> TEXTE AFFICHÉ
################
Débordements à Gaza : petit retour sur les cinquante jours qui ont ensanglanté la Palestine

mis en ligne le 25 septembre 2014
L’État qui a lancé cette opération l’a dénommée « Bordure protectrice » ; le cynisme israélien est toujours aussi flamboyant !
Au final, entre le 8 juillet et le 27 août 2014, l’agression israélienne aura fait d’énormes dégâts, des crimes et des massacres envers les populations palestiniennes :
– Cinquante et un jours de bombardements intensifs sur Gaza.
– Plus de 5 000 raids aériens.
– 2 168 Palestiniens tués, dont 519 enfants, 297 femmes, 506 combattants palestiniens, ainsi que 13 internationaux.
– 10 895 Palestiniens blessés dont 3 306 enfants, 2 114 femmes.
– 475 000 réfugiés déplacés, soit plus de 25 % de la population.
– Près de 55 000 habitations, des écoles (dont des écoles de l’UNRWA), des hôpitaux, des mosquées et des ambulances, ont été détruits ou endommagés.
– 373 000 enfants auront besoin de soutien psychologique.
– Une centrale électrique détruite.
– 1,5 million d’habitants sans accès à l’eau potable.
– L’annonce « d’une catastrophe sanitaire de grande ampleur », selon les termes de l’ONU. Et, selon des estimations provisoires palestiniennes, la guerre a causé plus de 6 milliards de dollars de dégâts dans la bande de Gaza.
On mettra rapidement en regard (si l’on peut dire) les soixante-douze Israéliens tués, dont six civils, sur la même période, ainsi que vingt-cinq Palestiniens accusés de collaboration exécutés sommairement par le Hamas, dont deux femmes.
Revenons sur le contexte et les raisons invoquées pour cette opération. Côté israélien, on invoque l’enlèvement de trois jeunes colons israéliens près d’Hébron en Cisjordanie le 13 juin 2014, et c’est l’enchaînement. Une organisation, l’État islamique branche Palestine-Cisjordanie, dont on n’entendra plus jamais parler, revendique l’enlèvement.
################
Listes de positions des éléments
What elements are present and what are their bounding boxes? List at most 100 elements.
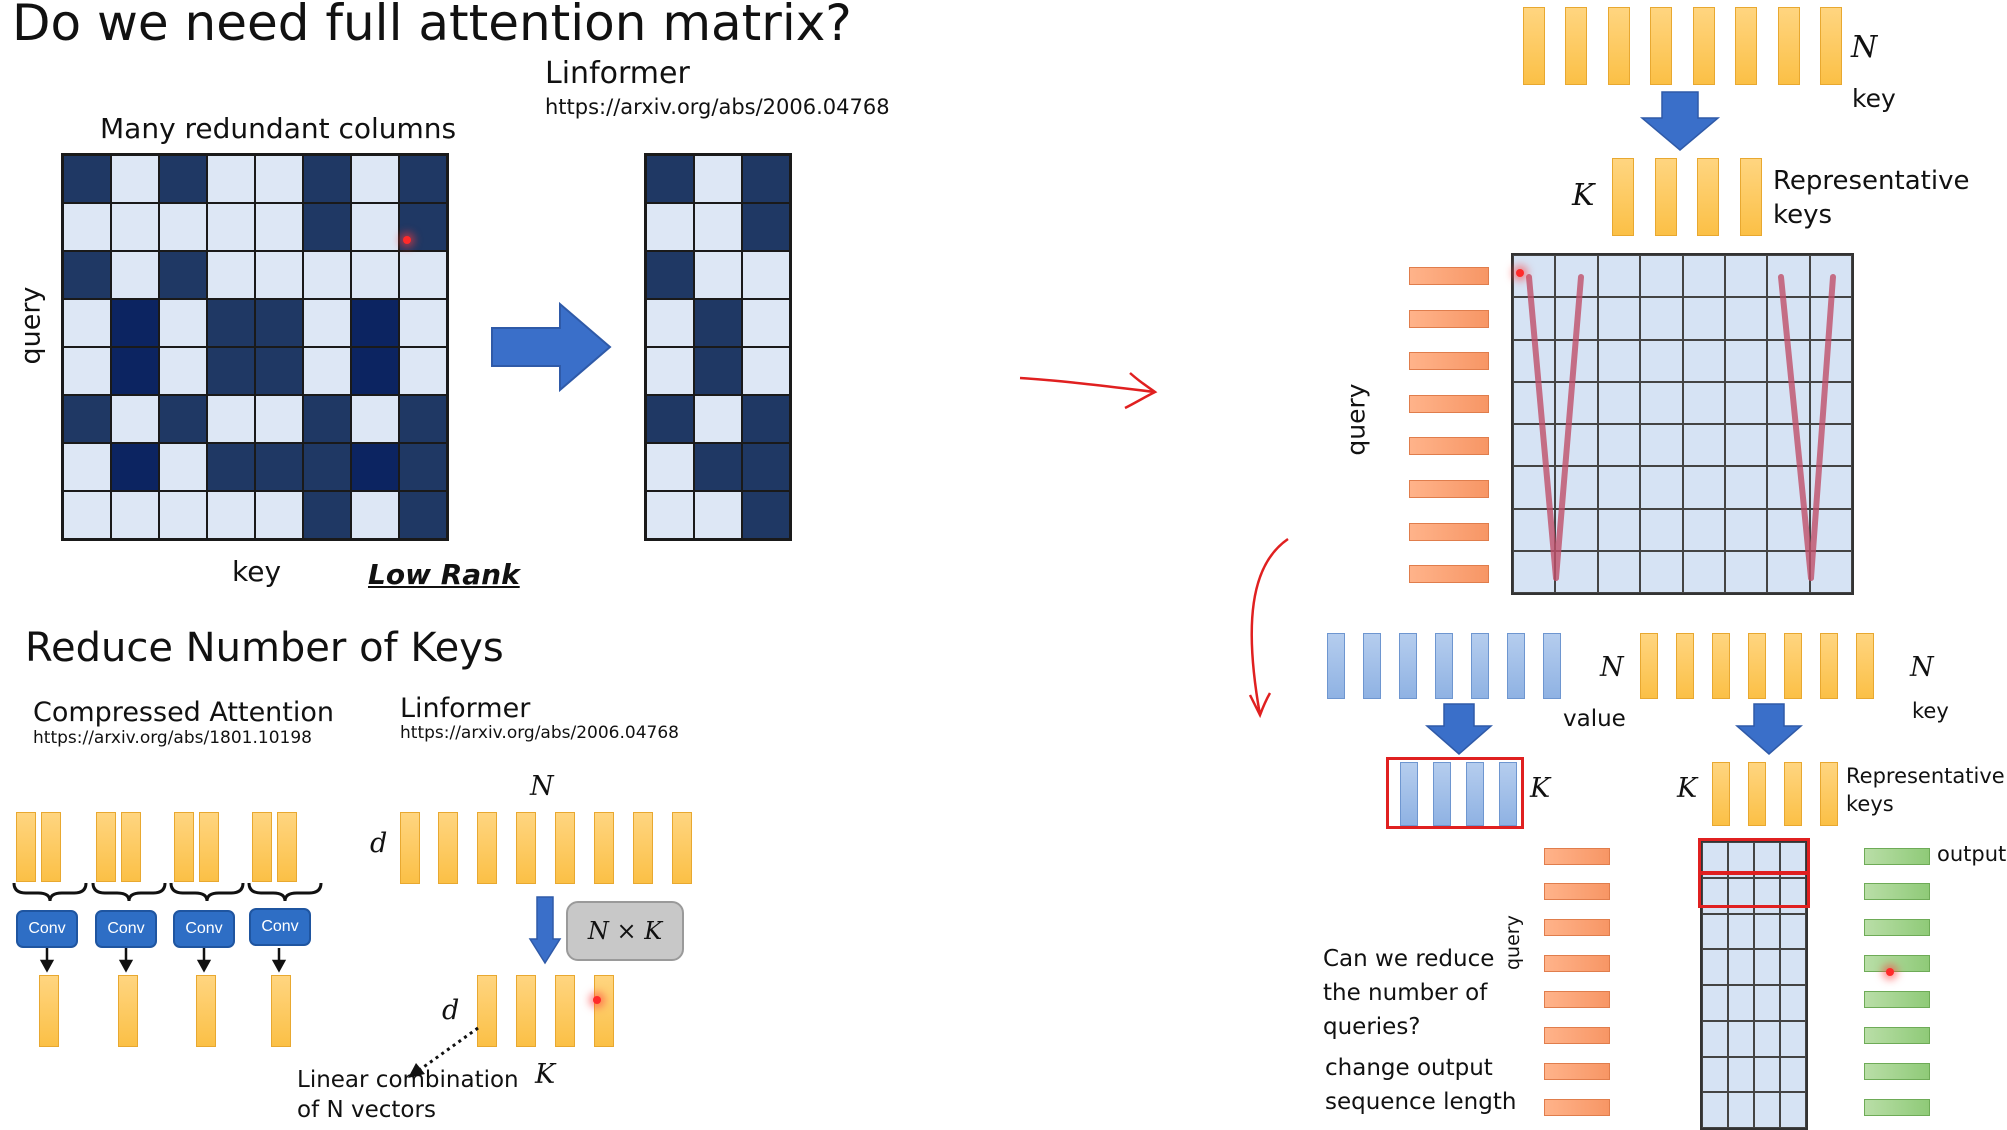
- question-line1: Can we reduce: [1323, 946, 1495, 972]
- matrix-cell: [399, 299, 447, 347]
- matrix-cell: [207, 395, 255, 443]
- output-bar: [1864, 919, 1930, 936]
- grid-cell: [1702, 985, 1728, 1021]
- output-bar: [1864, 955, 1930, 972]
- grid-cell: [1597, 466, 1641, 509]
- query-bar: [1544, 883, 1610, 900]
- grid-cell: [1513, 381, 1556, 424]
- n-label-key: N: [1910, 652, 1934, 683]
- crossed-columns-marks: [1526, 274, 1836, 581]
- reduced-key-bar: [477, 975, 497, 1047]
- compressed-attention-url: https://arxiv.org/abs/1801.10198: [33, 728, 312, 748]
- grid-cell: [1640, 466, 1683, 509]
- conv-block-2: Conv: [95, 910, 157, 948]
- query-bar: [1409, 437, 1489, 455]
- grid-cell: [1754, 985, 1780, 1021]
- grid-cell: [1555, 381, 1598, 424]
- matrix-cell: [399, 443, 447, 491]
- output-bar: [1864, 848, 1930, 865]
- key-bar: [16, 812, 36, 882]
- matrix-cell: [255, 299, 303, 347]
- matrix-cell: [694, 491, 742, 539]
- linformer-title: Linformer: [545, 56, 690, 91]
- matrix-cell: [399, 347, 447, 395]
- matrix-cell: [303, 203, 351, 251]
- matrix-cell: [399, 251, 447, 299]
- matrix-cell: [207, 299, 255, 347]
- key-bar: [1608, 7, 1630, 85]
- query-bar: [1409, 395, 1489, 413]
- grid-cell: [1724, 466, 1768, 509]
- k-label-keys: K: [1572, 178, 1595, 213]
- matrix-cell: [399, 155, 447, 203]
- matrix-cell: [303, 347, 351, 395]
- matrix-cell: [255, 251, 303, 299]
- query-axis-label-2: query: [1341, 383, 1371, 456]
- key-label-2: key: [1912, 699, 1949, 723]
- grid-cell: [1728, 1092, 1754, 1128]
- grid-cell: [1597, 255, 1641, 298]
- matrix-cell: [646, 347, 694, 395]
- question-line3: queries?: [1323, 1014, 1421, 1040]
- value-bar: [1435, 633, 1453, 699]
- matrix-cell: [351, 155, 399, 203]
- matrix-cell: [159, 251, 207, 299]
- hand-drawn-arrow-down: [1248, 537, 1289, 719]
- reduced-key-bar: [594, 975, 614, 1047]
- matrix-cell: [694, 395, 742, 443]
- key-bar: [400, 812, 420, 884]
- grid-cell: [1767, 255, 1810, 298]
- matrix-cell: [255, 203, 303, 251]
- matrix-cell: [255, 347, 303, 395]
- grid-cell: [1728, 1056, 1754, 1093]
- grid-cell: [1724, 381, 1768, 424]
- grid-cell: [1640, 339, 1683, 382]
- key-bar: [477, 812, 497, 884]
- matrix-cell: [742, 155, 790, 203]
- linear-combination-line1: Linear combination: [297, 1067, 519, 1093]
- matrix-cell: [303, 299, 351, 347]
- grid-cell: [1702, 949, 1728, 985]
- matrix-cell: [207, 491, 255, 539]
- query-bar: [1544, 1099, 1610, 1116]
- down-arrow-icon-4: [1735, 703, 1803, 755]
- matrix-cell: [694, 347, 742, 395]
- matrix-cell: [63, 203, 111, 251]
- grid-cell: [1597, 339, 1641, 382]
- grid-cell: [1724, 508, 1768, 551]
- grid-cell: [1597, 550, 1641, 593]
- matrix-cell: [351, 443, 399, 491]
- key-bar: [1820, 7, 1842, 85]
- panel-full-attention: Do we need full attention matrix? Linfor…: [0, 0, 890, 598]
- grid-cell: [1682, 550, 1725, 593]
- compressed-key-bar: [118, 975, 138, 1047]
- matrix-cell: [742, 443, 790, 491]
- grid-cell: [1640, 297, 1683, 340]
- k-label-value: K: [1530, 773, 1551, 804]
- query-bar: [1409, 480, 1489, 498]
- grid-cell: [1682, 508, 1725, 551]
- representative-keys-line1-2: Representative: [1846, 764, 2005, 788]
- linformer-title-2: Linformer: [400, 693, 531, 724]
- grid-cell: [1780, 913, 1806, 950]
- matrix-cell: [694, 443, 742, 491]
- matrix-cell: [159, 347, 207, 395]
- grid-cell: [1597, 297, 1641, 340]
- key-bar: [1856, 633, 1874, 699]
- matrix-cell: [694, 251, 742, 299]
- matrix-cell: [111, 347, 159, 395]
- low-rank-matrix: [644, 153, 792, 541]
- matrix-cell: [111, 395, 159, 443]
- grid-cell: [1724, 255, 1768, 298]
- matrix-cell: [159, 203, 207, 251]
################
> CONSIGNE ÉCRITE 1
Dans le texte sur Gaza, quel motif le côté israélien met-il en avant pour justifier l'opération ? Répondez en une à trois phrases.
> CONSIGNE ÉCRITE 2
Répondez à ces questions sur le texte sur Gaza :
(a) Quel nom l'État qui a lancé l'opération lui a-t-il donné ?
(b) Combien de réfugiés ont été déplacés, et quelle part de la population cela représente-t-il ?
(c) Combien d'Israéliens ont été tués sur la même période, et combien d'entre eux étaient des civils ?
> CONSIGNE ÉCRITE 3
Recopiez le passage du texte sur Gaza qui s'ouvre sur les mots « On mettra rapidement » et se termine par « dont deux femmes. ».

> RÉPONSE ÉCRITE 1
Côté israélien, on met en avant l'enlèvement de trois jeunes colons israéliens près d'Hébron, en Cisjordanie, le 13 juin 2014. Cet enlèvement a été revendiqué par l'État islamique branche Palestine-Cisjordanie.

> RÉPONSE ÉCRITE 2
(a) « Bordure protectrice ».
(b) 475 000 réfugiés, soit plus de 25 % de la population.
(c) Soixante-douze Israéliens, dont six civils.

> RÉPONSE ÉCRITE 3
On mettra rapidement en regard (si l’on peut dire) les soixante-douze Israéliens tués, dont six civils, sur la même période, ainsi que vingt-cinq Palestiniens accusés de collaboration exécutés sommairement par le Hamas, dont deux femmes.